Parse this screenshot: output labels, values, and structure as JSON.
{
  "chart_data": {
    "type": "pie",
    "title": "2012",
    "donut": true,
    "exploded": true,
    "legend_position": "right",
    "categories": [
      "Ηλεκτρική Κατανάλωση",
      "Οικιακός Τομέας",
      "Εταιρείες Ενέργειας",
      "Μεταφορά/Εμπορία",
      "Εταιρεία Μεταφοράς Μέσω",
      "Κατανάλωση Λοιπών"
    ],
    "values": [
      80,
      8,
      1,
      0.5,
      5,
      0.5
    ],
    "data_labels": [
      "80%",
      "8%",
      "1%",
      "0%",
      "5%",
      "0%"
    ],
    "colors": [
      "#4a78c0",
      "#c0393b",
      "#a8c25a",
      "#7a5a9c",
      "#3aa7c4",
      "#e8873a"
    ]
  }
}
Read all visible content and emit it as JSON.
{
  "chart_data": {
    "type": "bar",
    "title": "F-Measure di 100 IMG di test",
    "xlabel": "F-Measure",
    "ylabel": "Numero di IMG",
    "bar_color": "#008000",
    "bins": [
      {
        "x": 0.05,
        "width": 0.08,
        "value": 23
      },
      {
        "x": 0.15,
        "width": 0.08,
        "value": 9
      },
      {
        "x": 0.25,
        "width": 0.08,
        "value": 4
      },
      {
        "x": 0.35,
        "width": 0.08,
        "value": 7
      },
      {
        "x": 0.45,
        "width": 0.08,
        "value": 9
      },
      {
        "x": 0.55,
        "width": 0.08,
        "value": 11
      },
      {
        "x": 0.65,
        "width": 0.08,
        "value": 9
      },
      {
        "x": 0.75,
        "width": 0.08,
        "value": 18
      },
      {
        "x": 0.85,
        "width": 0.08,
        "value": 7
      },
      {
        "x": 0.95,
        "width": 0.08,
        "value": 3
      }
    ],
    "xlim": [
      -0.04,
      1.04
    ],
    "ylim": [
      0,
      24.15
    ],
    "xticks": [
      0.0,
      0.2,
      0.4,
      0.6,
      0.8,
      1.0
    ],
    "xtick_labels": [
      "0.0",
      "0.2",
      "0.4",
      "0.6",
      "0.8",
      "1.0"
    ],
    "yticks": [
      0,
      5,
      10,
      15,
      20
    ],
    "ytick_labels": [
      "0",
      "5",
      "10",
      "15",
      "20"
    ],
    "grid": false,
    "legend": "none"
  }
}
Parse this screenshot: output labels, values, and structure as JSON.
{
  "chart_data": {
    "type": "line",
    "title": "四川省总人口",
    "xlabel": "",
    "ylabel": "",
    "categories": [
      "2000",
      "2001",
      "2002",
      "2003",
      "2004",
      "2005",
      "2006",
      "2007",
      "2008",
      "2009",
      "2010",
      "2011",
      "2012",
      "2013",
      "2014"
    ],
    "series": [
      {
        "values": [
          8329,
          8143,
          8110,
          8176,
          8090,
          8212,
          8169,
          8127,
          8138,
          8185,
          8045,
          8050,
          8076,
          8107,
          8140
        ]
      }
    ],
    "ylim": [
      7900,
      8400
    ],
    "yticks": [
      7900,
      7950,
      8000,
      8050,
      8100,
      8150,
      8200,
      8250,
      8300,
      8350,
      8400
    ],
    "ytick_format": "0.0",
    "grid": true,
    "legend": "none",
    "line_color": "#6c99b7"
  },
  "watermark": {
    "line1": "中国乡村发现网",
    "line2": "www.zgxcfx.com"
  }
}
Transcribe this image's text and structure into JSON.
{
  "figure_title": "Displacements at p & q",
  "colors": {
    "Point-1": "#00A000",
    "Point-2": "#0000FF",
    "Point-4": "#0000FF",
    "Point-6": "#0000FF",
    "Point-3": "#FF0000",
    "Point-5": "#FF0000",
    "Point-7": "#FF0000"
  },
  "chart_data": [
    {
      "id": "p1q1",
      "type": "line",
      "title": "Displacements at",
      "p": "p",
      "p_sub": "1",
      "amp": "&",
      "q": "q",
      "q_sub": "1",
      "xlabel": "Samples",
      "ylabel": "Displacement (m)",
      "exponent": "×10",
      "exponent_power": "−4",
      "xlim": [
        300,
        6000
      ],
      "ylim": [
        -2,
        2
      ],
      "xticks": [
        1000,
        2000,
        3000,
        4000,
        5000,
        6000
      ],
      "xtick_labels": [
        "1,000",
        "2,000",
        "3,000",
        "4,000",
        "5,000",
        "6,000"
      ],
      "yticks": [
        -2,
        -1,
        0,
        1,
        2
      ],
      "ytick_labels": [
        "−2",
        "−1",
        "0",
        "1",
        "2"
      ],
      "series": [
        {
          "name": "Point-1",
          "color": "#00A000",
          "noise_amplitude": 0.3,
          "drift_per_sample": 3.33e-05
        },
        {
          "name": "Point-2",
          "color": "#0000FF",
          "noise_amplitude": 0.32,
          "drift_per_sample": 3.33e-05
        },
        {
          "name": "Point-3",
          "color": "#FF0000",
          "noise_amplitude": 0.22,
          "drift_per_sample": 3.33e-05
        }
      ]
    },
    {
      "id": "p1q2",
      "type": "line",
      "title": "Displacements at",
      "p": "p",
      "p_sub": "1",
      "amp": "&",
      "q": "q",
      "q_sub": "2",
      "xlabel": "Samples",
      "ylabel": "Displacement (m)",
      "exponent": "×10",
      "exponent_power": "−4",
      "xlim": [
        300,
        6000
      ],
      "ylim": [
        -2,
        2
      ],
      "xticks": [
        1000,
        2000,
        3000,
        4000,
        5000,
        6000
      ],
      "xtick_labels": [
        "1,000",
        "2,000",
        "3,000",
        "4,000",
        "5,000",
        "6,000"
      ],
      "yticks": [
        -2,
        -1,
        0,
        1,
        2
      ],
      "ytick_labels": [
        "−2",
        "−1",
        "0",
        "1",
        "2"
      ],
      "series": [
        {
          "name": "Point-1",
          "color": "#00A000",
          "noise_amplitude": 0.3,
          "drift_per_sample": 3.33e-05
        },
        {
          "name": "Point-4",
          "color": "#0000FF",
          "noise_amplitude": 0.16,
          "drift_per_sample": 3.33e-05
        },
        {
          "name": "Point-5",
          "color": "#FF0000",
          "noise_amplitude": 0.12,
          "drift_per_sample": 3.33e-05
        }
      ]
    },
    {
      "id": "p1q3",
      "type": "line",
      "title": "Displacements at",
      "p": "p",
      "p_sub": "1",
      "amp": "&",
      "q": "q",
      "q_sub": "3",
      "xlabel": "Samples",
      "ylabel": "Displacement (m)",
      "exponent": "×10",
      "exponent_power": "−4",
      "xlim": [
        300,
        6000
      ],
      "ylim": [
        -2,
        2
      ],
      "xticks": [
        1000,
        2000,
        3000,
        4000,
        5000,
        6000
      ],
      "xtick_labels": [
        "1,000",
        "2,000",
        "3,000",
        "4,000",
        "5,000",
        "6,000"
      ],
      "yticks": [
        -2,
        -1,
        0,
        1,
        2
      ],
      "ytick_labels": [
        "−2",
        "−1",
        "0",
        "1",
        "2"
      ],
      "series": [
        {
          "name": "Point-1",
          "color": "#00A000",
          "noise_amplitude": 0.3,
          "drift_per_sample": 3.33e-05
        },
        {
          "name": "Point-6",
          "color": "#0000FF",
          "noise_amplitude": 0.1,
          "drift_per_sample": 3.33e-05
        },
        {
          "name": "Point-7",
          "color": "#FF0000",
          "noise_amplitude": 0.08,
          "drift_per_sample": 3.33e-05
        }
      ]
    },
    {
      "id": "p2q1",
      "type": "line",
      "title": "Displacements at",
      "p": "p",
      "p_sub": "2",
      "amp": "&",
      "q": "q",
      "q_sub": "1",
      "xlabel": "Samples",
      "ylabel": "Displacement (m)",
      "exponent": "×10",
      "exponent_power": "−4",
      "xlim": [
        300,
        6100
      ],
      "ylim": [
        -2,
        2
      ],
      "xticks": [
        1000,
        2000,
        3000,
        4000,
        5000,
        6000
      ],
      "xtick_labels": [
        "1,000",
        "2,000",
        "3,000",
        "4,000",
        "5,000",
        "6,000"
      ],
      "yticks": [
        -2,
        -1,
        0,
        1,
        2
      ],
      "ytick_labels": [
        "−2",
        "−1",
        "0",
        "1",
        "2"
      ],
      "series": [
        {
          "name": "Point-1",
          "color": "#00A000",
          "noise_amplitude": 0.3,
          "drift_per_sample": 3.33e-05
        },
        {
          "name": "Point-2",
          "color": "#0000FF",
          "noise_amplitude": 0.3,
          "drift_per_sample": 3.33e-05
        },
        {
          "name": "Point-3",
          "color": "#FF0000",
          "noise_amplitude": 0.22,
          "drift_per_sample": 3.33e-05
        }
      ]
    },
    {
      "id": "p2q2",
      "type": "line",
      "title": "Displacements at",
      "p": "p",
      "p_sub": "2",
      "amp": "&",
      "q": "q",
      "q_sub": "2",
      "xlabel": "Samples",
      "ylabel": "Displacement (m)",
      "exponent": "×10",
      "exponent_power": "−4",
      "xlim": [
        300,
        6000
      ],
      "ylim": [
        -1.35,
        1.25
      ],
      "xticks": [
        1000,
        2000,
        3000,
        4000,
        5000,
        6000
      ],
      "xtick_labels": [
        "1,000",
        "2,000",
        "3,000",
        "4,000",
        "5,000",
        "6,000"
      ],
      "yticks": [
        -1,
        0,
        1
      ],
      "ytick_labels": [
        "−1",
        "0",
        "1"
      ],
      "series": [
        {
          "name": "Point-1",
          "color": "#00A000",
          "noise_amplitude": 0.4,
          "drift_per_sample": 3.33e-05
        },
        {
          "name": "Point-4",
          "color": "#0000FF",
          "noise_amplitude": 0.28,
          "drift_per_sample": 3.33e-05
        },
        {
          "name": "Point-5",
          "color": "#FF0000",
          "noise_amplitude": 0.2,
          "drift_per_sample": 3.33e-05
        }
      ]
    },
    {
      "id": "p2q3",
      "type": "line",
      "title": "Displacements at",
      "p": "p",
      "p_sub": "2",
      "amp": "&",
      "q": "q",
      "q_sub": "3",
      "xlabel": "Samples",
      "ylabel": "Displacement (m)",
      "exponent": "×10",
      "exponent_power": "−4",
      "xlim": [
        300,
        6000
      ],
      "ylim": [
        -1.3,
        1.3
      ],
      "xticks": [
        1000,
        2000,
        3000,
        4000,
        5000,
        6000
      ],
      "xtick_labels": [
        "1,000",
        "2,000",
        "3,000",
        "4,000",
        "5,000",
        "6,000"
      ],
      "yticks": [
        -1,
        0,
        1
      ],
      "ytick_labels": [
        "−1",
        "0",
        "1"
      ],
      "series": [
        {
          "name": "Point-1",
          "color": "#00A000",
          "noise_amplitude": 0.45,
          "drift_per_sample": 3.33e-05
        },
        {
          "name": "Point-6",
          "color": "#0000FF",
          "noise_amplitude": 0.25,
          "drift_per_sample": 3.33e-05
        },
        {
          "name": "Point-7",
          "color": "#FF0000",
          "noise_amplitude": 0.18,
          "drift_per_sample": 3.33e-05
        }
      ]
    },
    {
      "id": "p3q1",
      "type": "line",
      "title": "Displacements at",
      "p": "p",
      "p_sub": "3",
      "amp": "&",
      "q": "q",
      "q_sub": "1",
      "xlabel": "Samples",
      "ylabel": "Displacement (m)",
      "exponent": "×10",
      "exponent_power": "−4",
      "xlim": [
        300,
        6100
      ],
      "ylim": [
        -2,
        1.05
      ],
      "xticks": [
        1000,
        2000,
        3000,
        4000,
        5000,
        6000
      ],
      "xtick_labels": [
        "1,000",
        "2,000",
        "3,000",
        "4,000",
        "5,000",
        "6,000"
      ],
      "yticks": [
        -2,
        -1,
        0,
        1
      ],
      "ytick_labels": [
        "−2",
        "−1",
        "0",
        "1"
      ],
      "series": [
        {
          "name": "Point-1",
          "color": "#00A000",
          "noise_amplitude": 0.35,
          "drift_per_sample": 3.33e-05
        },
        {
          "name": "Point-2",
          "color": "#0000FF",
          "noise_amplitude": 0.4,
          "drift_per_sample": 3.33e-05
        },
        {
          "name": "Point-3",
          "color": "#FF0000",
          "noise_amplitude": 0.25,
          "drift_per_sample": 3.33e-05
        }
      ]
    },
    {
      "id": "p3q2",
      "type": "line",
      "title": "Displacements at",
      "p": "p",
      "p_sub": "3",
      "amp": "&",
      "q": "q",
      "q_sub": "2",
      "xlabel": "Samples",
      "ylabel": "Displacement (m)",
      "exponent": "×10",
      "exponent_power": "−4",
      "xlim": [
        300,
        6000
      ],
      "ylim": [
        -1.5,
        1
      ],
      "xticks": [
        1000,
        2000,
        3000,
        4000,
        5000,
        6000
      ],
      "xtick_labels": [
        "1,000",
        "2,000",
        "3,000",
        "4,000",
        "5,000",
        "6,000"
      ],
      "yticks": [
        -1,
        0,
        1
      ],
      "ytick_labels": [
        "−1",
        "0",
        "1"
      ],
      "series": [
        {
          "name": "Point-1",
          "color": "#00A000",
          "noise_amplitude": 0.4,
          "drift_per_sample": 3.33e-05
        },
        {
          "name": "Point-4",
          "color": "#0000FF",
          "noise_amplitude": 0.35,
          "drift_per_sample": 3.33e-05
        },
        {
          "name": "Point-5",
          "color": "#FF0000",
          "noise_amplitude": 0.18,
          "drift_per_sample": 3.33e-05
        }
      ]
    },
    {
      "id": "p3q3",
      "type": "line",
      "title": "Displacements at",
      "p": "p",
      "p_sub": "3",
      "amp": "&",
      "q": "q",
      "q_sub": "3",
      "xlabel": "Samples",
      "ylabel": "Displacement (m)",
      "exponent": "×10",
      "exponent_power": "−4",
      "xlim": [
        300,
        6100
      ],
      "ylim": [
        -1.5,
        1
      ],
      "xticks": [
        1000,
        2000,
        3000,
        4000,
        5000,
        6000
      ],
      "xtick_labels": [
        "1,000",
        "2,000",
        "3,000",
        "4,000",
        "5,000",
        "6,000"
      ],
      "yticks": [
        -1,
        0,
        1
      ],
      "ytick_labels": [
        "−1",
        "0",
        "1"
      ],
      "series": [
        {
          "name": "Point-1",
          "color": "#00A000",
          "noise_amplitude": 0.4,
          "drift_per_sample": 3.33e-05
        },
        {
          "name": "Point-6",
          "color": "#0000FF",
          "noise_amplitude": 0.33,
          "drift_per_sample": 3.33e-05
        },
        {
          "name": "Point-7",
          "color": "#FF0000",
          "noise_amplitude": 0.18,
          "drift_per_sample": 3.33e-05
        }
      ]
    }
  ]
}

→ TASK REQUIREMENTS: Read the entries and select each line where the word "Κατανάλωση" is found.

→ RESULT OF THIS EXERCISE:
      "Ηλεκτρική Κατανάλωση",
      "Κατανάλωση Λοιπών"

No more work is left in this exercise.